═══ INPUT DATA ═══

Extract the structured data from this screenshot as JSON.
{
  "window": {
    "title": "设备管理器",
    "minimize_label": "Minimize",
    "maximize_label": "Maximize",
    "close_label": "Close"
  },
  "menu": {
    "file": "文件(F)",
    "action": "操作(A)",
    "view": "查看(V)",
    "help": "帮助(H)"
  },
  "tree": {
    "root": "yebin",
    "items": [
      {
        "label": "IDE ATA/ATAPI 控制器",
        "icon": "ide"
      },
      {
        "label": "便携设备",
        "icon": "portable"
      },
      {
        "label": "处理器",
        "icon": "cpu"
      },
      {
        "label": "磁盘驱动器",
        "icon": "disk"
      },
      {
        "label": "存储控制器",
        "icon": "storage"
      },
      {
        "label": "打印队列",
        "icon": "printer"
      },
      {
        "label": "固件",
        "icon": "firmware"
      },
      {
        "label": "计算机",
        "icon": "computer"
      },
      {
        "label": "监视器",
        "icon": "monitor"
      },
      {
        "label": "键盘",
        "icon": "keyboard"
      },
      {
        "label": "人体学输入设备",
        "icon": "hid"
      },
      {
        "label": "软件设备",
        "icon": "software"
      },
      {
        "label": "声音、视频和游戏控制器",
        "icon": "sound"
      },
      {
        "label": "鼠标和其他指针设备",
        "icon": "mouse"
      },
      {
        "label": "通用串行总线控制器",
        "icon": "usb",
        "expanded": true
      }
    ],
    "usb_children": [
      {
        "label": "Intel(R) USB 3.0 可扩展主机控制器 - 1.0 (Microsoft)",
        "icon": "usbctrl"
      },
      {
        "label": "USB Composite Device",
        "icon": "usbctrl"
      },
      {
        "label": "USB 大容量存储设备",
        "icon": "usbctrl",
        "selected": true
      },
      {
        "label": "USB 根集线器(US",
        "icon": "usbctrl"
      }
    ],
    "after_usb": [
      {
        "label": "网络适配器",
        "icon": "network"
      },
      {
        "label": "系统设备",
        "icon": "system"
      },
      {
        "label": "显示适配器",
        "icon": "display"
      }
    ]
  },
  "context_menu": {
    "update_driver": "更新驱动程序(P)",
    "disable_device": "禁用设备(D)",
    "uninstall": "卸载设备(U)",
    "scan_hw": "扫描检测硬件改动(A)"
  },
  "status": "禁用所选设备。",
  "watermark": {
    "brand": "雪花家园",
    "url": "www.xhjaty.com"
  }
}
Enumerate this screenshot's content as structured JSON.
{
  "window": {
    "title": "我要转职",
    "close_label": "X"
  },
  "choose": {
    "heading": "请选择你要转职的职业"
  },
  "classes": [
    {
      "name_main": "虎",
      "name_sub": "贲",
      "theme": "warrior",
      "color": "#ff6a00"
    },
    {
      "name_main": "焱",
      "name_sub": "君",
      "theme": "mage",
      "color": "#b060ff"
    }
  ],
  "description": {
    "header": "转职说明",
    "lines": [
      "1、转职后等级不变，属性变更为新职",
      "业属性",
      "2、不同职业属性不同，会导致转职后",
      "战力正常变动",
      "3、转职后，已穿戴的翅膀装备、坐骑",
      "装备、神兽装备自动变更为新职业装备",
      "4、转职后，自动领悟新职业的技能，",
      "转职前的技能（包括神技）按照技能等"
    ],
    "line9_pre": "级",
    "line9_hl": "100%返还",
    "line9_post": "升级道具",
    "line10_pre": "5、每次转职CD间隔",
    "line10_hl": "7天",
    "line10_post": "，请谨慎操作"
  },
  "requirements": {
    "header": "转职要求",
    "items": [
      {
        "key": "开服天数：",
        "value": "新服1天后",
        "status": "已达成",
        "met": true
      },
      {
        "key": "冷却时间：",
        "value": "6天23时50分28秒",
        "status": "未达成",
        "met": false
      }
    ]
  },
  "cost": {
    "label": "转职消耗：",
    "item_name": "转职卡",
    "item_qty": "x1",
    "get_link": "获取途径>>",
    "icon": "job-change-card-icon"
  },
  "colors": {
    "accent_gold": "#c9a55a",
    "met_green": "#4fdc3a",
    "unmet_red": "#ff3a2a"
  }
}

═══

Transcribe all of the material exactly. Omit nothing.

Extract the structured data from this screenshot as JSON.
{
  "window": {
    "title": "设备管理器",
    "minimize_label": "Minimize",
    "maximize_label": "Maximize",
    "close_label": "Close"
  },
  "menu": {
    "file": "文件(F)",
    "action": "操作(A)",
    "view": "查看(V)",
    "help": "帮助(H)"
  },
  "tree": {
    "root": "yebin",
    "items": [
      {
        "label": "IDE ATA/ATAPI 控制器",
        "icon": "ide"
      },
      {
        "label": "便携设备",
        "icon": "portable"
      },
      {
        "label": "处理器",
        "icon": "cpu"
      },
      {
        "label": "磁盘驱动器",
        "icon": "disk"
      },
      {
        "label": "存储控制器",
        "icon": "storage"
      },
      {
        "label": "打印队列",
        "icon": "printer"
      },
      {
        "label": "固件",
        "icon": "firmware"
      },
      {
        "label": "计算机",
        "icon": "computer"
      },
      {
        "label": "监视器",
        "icon": "monitor"
      },
      {
        "label": "键盘",
        "icon": "keyboard"
      },
      {
        "label": "人体学输入设备",
        "icon": "hid"
      },
      {
        "label": "软件设备",
        "icon": "software"
      },
      {
        "label": "声音、视频和游戏控制器",
        "icon": "sound"
      },
      {
        "label": "鼠标和其他指针设备",
        "icon": "mouse"
      },
      {
        "label": "通用串行总线控制器",
        "icon": "usb",
        "expanded": true
      }
    ],
    "usb_children": [
      {
        "label": "Intel(R) USB 3.0 可扩展主机控制器 - 1.0 (Microsoft)",
        "icon": "usbctrl"
      },
      {
        "label": "USB Composite Device",
        "icon": "usbctrl"
      },
      {
        "label": "USB 大容量存储设备",
        "icon": "usbctrl",
        "selected": true
      },
      {
        "label": "USB 根集线器(US",
        "icon": "usbctrl"
      }
    ],
    "after_usb": [
      {
        "label": "网络适配器",
        "icon": "network"
      },
      {
        "label": "系统设备",
        "icon": "system"
      },
      {
        "label": "显示适配器",
        "icon": "display"
      }
    ]
  },
  "context_menu": {
    "update_driver": "更新驱动程序(P)",
    "disable_device": "禁用设备(D)",
    "uninstall": "卸载设备(U)",
    "scan_hw": "扫描检测硬件改动(A)"
  },
  "status": "禁用所选设备。",
  "watermark": {
    "brand": "雪花家园",
    "url": "www.xhjaty.com"
  }
}
Enumerate this screenshot's content as structured JSON.
{
  "window": {
    "title": "我要转职",
    "close_label": "X"
  },
  "choose": {
    "heading": "请选择你要转职的职业"
  },
  "classes": [
    {
      "name_main": "虎",
      "name_sub": "贲",
      "theme": "warrior",
      "color": "#ff6a00"
    },
    {
      "name_main": "焱",
      "name_sub": "君",
      "theme": "mage",
      "color": "#b060ff"
    }
  ],
  "description": {
    "header": "转职说明",
    "lines": [
      "1、转职后等级不变，属性变更为新职",
      "业属性",
      "2、不同职业属性不同，会导致转职后",
      "战力正常变动",
      "3、转职后，已穿戴的翅膀装备、坐骑",
      "装备、神兽装备自动变更为新职业装备",
      "4、转职后，自动领悟新职业的技能，",
      "转职前的技能（包括神技）按照技能等"
    ],
    "line9_pre": "级",
    "line9_hl": "100%返还",
    "line9_post": "升级道具",
    "line10_pre": "5、每次转职CD间隔",
    "line10_hl": "7天",
    "line10_post": "，请谨慎操作"
  },
  "requirements": {
    "header": "转职要求",
    "items": [
      {
        "key": "开服天数：",
        "value": "新服1天后",
        "status": "已达成",
        "met": true
      },
      {
        "key": "冷却时间：",
        "value": "6天23时50分28秒",
        "status": "未达成",
        "met": false
      }
    ]
  },
  "cost": {
    "label": "转职消耗：",
    "item_name": "转职卡",
    "item_qty": "x1",
    "get_link": "获取途径>>",
    "icon": "job-change-card-icon"
  },
  "colors": {
    "accent_gold": "#c9a55a",
    "met_green": "#4fdc3a",
    "unmet_red": "#ff3a2a"
  }
}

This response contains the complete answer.